▶

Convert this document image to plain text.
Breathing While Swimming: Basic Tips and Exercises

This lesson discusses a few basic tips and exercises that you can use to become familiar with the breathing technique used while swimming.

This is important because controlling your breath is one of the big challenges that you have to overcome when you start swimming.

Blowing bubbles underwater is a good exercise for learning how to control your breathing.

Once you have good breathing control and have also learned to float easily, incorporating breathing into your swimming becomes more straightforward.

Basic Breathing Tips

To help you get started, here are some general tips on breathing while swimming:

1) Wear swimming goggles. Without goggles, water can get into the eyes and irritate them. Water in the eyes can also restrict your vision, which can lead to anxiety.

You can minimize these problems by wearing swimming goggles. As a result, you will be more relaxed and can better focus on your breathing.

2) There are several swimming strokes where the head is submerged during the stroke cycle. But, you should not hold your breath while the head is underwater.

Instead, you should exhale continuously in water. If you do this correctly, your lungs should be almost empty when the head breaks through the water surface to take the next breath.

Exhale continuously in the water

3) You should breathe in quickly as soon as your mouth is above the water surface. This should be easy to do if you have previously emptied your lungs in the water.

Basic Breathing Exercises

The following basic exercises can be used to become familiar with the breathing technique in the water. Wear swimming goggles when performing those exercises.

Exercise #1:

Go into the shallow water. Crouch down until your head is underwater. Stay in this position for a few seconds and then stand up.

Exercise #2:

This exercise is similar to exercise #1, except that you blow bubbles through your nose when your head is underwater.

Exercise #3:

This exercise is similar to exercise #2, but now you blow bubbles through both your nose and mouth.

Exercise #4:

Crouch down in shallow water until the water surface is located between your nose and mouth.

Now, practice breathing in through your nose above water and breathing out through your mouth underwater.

◀

◆ **AIM**:
Show every line of the records above that contains the word "similar".

◆ **THE SOLUTION**:
This exercise is similar to exercise #1, except that you blow bubbles through your nose when your head is underwater.
This exercise is similar to exercise #2, but now you blow bubbles through both your nose and mouth.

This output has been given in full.